» Recorded data:

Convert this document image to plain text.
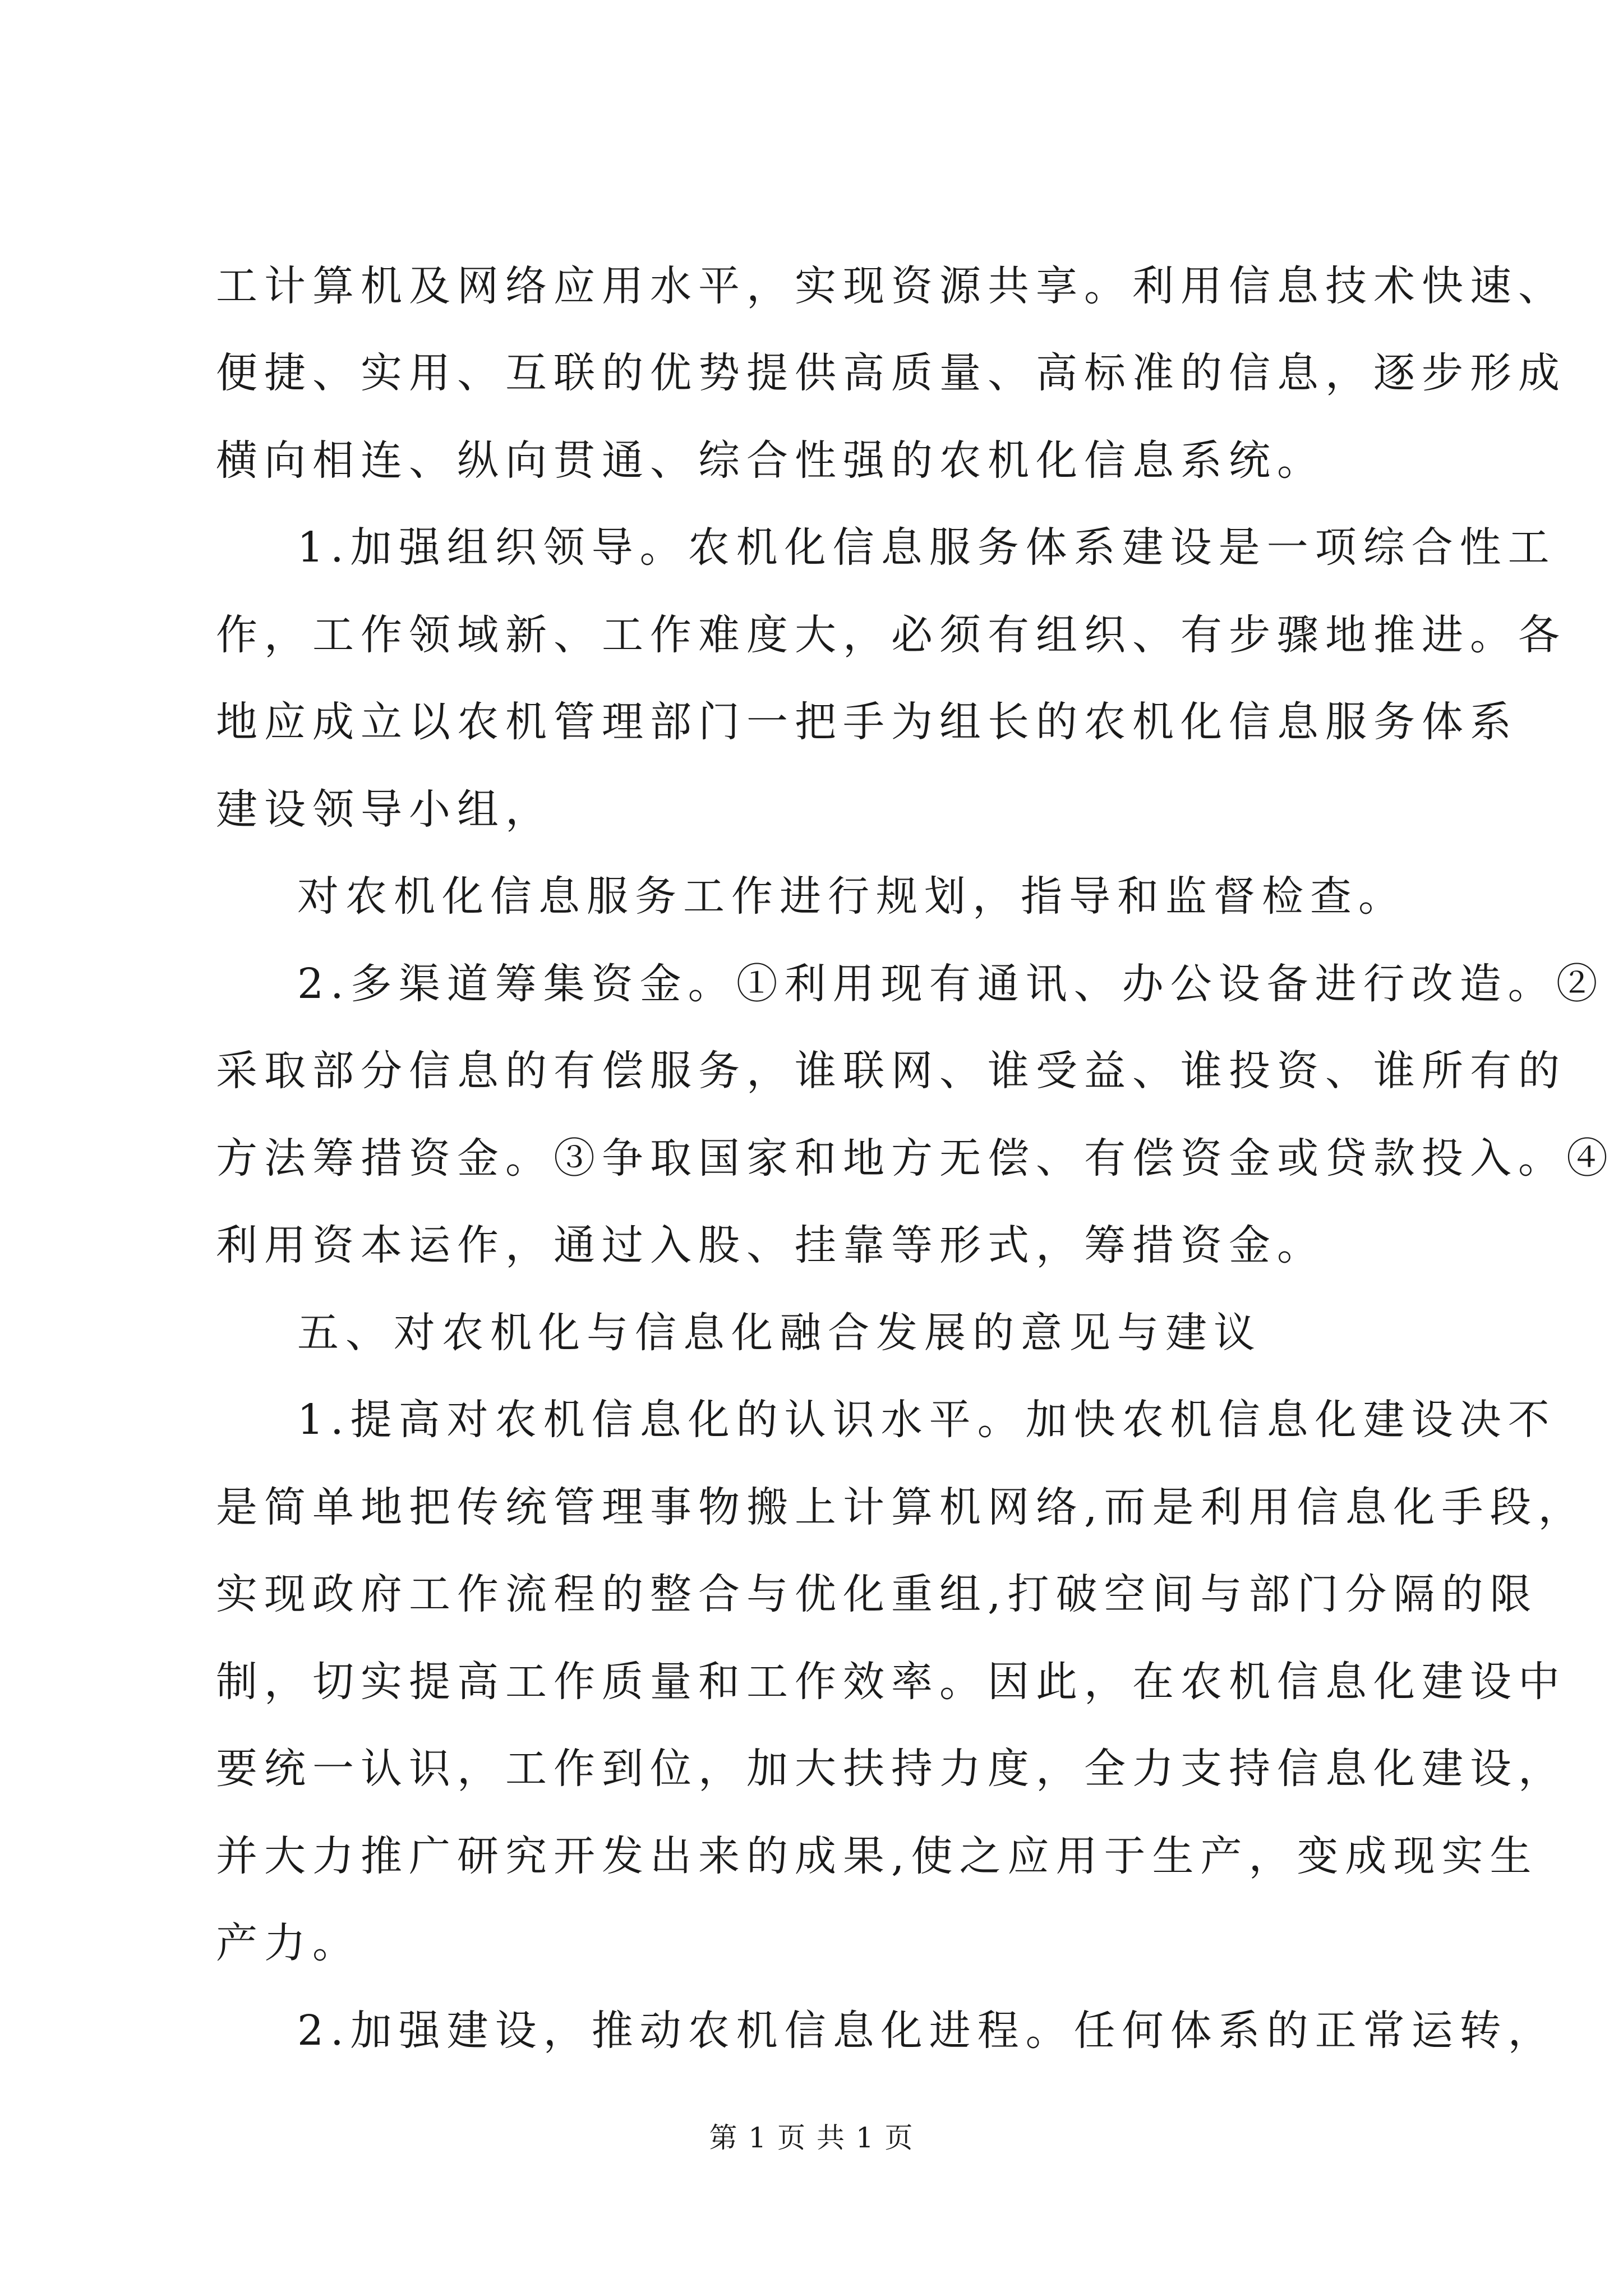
工计算机及网络应用水平，实现资源共享。利用信息技术快速、
便捷、实用、互联的优势提供高质量、高标准的信息，逐步形成
横向相连、纵向贯通、综合性强的农机化信息系统。
1.加强组织领导。农机化信息服务体系建设是一项综合性工
作，工作领域新、工作难度大，必须有组织、有步骤地推进。各
地应成立以农机管理部门一把手为组长的农机化信息服务体系
建设领导小组，
对农机化信息服务工作进行规划，指导和监督检查。
2.多渠道筹集资金。①利用现有通讯、办公设备进行改造。②
采取部分信息的有偿服务，谁联网、谁受益、谁投资、谁所有的
方法筹措资金。③争取国家和地方无偿、有偿资金或贷款投入。④
利用资本运作，通过入股、挂靠等形式，筹措资金。
五、对农机化与信息化融合发展的意见与建议
1.提高对农机信息化的认识水平。加快农机信息化建设决不
是简单地把传统管理事物搬上计算机网络,而是利用信息化手段，
实现政府工作流程的整合与优化重组,打破空间与部门分隔的限
制，切实提高工作质量和工作效率。因此，在农机信息化建设中
要统一认识，工作到位，加大扶持力度，全力支持信息化建设，
并大力推广研究开发出来的成果,使之应用于生产，变成现实生
产力。
2.加强建设，推动农机信息化进程。任何体系的正常运转，
第 1 页 共 1 页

» Exercise goal:
Write out the whole listing again, exactly, with no pictures.

» Complete answer:
Convert this document image to plain text.
工计算机及网络应用水平，实现资源共享。利用信息技术快速、
便捷、实用、互联的优势提供高质量、高标准的信息，逐步形成
横向相连、纵向贯通、综合性强的农机化信息系统。
1.加强组织领导。农机化信息服务体系建设是一项综合性工
作，工作领域新、工作难度大，必须有组织、有步骤地推进。各
地应成立以农机管理部门一把手为组长的农机化信息服务体系
建设领导小组，
对农机化信息服务工作进行规划，指导和监督检查。
2.多渠道筹集资金。①利用现有通讯、办公设备进行改造。②
采取部分信息的有偿服务，谁联网、谁受益、谁投资、谁所有的
方法筹措资金。③争取国家和地方无偿、有偿资金或贷款投入。④
利用资本运作，通过入股、挂靠等形式，筹措资金。
五、对农机化与信息化融合发展的意见与建议
1.提高对农机信息化的认识水平。加快农机信息化建设决不
是简单地把传统管理事物搬上计算机网络,而是利用信息化手段，
实现政府工作流程的整合与优化重组,打破空间与部门分隔的限
制，切实提高工作质量和工作效率。因此，在农机信息化建设中
要统一认识，工作到位，加大扶持力度，全力支持信息化建设，
并大力推广研究开发出来的成果,使之应用于生产，变成现实生
产力。
2.加强建设，推动农机信息化进程。任何体系的正常运转，
第 1 页 共 1 页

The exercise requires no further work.